__Exercise prompt__: Print out the entries below with no edits.

__Input material__:
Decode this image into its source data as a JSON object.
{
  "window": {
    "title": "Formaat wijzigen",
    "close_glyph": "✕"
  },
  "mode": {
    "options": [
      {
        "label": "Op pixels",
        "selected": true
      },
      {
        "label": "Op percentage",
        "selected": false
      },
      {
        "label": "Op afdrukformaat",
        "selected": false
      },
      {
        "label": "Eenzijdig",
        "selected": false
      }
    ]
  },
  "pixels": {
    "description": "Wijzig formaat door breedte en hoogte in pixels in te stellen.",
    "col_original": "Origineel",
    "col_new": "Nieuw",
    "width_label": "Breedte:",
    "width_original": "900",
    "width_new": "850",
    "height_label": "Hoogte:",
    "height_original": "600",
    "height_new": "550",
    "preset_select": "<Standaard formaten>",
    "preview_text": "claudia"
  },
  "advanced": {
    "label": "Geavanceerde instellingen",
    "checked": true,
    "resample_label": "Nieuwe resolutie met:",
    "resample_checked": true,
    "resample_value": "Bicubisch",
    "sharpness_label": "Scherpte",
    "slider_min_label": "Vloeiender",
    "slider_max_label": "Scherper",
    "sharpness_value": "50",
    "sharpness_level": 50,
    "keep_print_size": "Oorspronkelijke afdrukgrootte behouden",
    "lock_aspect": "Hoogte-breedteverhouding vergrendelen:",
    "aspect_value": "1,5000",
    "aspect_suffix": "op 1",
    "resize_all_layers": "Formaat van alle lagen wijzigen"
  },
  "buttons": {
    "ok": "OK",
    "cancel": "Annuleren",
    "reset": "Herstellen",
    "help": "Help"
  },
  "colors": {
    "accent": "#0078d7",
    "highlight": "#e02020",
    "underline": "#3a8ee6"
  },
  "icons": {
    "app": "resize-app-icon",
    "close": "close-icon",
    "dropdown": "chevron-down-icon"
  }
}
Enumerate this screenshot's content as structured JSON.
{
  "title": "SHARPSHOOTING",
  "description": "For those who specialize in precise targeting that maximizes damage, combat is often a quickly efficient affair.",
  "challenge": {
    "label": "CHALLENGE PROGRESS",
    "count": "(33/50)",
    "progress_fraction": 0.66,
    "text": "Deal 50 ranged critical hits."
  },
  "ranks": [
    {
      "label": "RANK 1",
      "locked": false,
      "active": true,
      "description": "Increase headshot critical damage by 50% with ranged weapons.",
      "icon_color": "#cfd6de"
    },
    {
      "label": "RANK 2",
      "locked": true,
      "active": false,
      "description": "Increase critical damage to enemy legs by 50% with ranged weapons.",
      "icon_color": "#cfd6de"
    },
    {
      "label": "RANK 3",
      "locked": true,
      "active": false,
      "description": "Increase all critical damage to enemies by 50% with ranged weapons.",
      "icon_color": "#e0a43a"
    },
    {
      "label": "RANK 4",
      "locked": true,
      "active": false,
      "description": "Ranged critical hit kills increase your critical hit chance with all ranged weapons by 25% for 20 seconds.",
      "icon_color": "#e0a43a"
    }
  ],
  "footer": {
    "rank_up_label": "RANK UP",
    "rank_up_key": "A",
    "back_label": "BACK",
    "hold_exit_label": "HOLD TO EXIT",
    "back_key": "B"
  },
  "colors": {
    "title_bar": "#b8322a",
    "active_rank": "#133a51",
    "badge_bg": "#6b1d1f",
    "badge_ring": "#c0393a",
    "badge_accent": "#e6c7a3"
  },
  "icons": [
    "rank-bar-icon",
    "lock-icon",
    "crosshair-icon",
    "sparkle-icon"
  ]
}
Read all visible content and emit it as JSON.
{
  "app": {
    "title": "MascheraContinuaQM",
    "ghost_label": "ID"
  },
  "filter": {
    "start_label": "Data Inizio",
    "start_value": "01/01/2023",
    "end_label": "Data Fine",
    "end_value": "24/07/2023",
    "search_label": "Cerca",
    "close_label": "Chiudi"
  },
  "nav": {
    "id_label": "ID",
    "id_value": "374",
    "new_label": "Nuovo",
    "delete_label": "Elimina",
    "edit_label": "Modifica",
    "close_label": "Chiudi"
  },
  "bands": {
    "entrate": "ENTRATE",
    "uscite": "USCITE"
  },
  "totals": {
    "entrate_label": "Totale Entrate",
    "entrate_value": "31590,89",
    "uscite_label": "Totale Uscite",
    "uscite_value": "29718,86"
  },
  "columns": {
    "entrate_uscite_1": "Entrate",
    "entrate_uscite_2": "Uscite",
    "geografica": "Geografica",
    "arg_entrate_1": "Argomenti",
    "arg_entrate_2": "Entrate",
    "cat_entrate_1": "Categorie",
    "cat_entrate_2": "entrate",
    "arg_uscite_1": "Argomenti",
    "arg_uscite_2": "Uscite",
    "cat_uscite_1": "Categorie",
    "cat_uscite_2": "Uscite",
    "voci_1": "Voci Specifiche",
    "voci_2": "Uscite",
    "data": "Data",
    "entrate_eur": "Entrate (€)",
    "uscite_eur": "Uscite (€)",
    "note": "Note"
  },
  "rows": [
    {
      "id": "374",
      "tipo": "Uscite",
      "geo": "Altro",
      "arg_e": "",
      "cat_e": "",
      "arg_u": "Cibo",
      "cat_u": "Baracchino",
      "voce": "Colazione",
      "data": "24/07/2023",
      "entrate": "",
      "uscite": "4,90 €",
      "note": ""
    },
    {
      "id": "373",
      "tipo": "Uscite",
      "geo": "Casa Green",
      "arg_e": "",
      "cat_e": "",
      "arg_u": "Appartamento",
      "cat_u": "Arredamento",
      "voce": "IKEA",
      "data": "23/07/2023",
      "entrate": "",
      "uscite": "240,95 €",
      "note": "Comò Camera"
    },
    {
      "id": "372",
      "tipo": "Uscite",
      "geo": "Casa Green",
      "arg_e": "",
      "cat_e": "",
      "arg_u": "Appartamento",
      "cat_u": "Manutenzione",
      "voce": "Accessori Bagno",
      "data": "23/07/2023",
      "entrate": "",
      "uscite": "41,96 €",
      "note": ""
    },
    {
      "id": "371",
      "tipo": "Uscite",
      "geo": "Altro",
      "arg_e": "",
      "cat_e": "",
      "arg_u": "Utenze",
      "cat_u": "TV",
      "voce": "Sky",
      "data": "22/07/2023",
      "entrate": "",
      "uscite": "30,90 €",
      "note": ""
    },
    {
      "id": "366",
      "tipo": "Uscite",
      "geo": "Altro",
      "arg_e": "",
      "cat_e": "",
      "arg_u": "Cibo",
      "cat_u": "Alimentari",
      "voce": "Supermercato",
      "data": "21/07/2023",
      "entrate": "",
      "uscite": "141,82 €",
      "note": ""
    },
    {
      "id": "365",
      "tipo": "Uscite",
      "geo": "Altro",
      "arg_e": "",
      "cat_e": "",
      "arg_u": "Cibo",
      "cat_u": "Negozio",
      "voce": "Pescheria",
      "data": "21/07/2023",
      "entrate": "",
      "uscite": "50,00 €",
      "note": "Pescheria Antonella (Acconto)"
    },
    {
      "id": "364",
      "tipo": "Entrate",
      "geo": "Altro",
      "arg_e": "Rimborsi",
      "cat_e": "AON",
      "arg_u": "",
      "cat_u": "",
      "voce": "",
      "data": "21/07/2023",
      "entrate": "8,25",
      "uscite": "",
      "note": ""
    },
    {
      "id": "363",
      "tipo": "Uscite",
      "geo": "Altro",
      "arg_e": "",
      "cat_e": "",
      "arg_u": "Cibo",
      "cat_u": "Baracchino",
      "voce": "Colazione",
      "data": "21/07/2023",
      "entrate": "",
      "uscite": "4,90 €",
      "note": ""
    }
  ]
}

__Exercise output__:
Decode this image into its source data as a JSON object.
{
  "window": {
    "title": "Formaat wijzigen",
    "close_glyph": "✕"
  },
  "mode": {
    "options": [
      {
        "label": "Op pixels",
        "selected": true
      },
      {
        "label": "Op percentage",
        "selected": false
      },
      {
        "label": "Op afdrukformaat",
        "selected": false
      },
      {
        "label": "Eenzijdig",
        "selected": false
      }
    ]
  },
  "pixels": {
    "description": "Wijzig formaat door breedte en hoogte in pixels in te stellen.",
    "col_original": "Origineel",
    "col_new": "Nieuw",
    "width_label": "Breedte:",
    "width_original": "900",
    "width_new": "850",
    "height_label": "Hoogte:",
    "height_original": "600",
    "height_new": "550",
    "preset_select": "<Standaard formaten>",
    "preview_text": "claudia"
  },
  "advanced": {
    "label": "Geavanceerde instellingen",
    "checked": true,
    "resample_label": "Nieuwe resolutie met:",
    "resample_checked": true,
    "resample_value": "Bicubisch",
    "sharpness_label": "Scherpte",
    "slider_min_label": "Vloeiender",
    "slider_max_label": "Scherper",
    "sharpness_value": "50",
    "sharpness_level": 50,
    "keep_print_size": "Oorspronkelijke afdrukgrootte behouden",
    "lock_aspect": "Hoogte-breedteverhouding vergrendelen:",
    "aspect_value": "1,5000",
    "aspect_suffix": "op 1",
    "resize_all_layers": "Formaat van alle lagen wijzigen"
  },
  "buttons": {
    "ok": "OK",
    "cancel": "Annuleren",
    "reset": "Herstellen",
    "help": "Help"
  },
  "colors": {
    "accent": "#0078d7",
    "highlight": "#e02020",
    "underline": "#3a8ee6"
  },
  "icons": {
    "app": "resize-app-icon",
    "close": "close-icon",
    "dropdown": "chevron-down-icon"
  }
}
Enumerate this screenshot's content as structured JSON.
{
  "title": "SHARPSHOOTING",
  "description": "For those who specialize in precise targeting that maximizes damage, combat is often a quickly efficient affair.",
  "challenge": {
    "label": "CHALLENGE PROGRESS",
    "count": "(33/50)",
    "progress_fraction": 0.66,
    "text": "Deal 50 ranged critical hits."
  },
  "ranks": [
    {
      "label": "RANK 1",
      "locked": false,
      "active": true,
      "description": "Increase headshot critical damage by 50% with ranged weapons.",
      "icon_color": "#cfd6de"
    },
    {
      "label": "RANK 2",
      "locked": true,
      "active": false,
      "description": "Increase critical damage to enemy legs by 50% with ranged weapons.",
      "icon_color": "#cfd6de"
    },
    {
      "label": "RANK 3",
      "locked": true,
      "active": false,
      "description": "Increase all critical damage to enemies by 50% with ranged weapons.",
      "icon_color": "#e0a43a"
    },
    {
      "label": "RANK 4",
      "locked": true,
      "active": false,
      "description": "Ranged critical hit kills increase your critical hit chance with all ranged weapons by 25% for 20 seconds.",
      "icon_color": "#e0a43a"
    }
  ],
  "footer": {
    "rank_up_label": "RANK UP",
    "rank_up_key": "A",
    "back_label": "BACK",
    "hold_exit_label": "HOLD TO EXIT",
    "back_key": "B"
  },
  "colors": {
    "title_bar": "#b8322a",
    "active_rank": "#133a51",
    "badge_bg": "#6b1d1f",
    "badge_ring": "#c0393a",
    "badge_accent": "#e6c7a3"
  },
  "icons": [
    "rank-bar-icon",
    "lock-icon",
    "crosshair-icon",
    "sparkle-icon"
  ]
}
Read all visible content and emit it as JSON.
{
  "app": {
    "title": "MascheraContinuaQM",
    "ghost_label": "ID"
  },
  "filter": {
    "start_label": "Data Inizio",
    "start_value": "01/01/2023",
    "end_label": "Data Fine",
    "end_value": "24/07/2023",
    "search_label": "Cerca",
    "close_label": "Chiudi"
  },
  "nav": {
    "id_label": "ID",
    "id_value": "374",
    "new_label": "Nuovo",
    "delete_label": "Elimina",
    "edit_label": "Modifica",
    "close_label": "Chiudi"
  },
  "bands": {
    "entrate": "ENTRATE",
    "uscite": "USCITE"
  },
  "totals": {
    "entrate_label": "Totale Entrate",
    "entrate_value": "31590,89",
    "uscite_label": "Totale Uscite",
    "uscite_value": "29718,86"
  },
  "columns": {
    "entrate_uscite_1": "Entrate",
    "entrate_uscite_2": "Uscite",
    "geografica": "Geografica",
    "arg_entrate_1": "Argomenti",
    "arg_entrate_2": "Entrate",
    "cat_entrate_1": "Categorie",
    "cat_entrate_2": "entrate",
    "arg_uscite_1": "Argomenti",
    "arg_uscite_2": "Uscite",
    "cat_uscite_1": "Categorie",
    "cat_uscite_2": "Uscite",
    "voci_1": "Voci Specifiche",
    "voci_2": "Uscite",
    "data": "Data",
    "entrate_eur": "Entrate (€)",
    "uscite_eur": "Uscite (€)",
    "note": "Note"
  },
  "rows": [
    {
      "id": "374",
      "tipo": "Uscite",
      "geo": "Altro",
      "arg_e": "",
      "cat_e": "",
      "arg_u": "Cibo",
      "cat_u": "Baracchino",
      "voce": "Colazione",
      "data": "24/07/2023",
      "entrate": "",
      "uscite": "4,90 €",
      "note": ""
    },
    {
      "id": "373",
      "tipo": "Uscite",
      "geo": "Casa Green",
      "arg_e": "",
      "cat_e": "",
      "arg_u": "Appartamento",
      "cat_u": "Arredamento",
      "voce": "IKEA",
      "data": "23/07/2023",
      "entrate": "",
      "uscite": "240,95 €",
      "note": "Comò Camera"
    },
    {
      "id": "372",
      "tipo": "Uscite",
      "geo": "Casa Green",
      "arg_e": "",
      "cat_e": "",
      "arg_u": "Appartamento",
      "cat_u": "Manutenzione",
      "voce": "Accessori Bagno",
      "data": "23/07/2023",
      "entrate": "",
      "uscite": "41,96 €",
      "note": ""
    },
    {
      "id": "371",
      "tipo": "Uscite",
      "geo": "Altro",
      "arg_e": "",
      "cat_e": "",
      "arg_u": "Utenze",
      "cat_u": "TV",
      "voce": "Sky",
      "data": "22/07/2023",
      "entrate": "",
      "uscite": "30,90 €",
      "note": ""
    },
    {
      "id": "366",
      "tipo": "Uscite",
      "geo": "Altro",
      "arg_e": "",
      "cat_e": "",
      "arg_u": "Cibo",
      "cat_u": "Alimentari",
      "voce": "Supermercato",
      "data": "21/07/2023",
      "entrate": "",
      "uscite": "141,82 €",
      "note": ""
    },
    {
      "id": "365",
      "tipo": "Uscite",
      "geo": "Altro",
      "arg_e": "",
      "cat_e": "",
      "arg_u": "Cibo",
      "cat_u": "Negozio",
      "voce": "Pescheria",
      "data": "21/07/2023",
      "entrate": "",
      "uscite": "50,00 €",
      "note": "Pescheria Antonella (Acconto)"
    },
    {
      "id": "364",
      "tipo": "Entrate",
      "geo": "Altro",
      "arg_e": "Rimborsi",
      "cat_e": "AON",
      "arg_u": "",
      "cat_u": "",
      "voce": "",
      "data": "21/07/2023",
      "entrate": "8,25",
      "uscite": "",
      "note": ""
    },
    {
      "id": "363",
      "tipo": "Uscite",
      "geo": "Altro",
      "arg_e": "",
      "cat_e": "",
      "arg_u": "Cibo",
      "cat_u": "Baracchino",
      "voce": "Colazione",
      "data": "21/07/2023",
      "entrate": "",
      "uscite": "4,90 €",
      "note": ""
    }
  ]
}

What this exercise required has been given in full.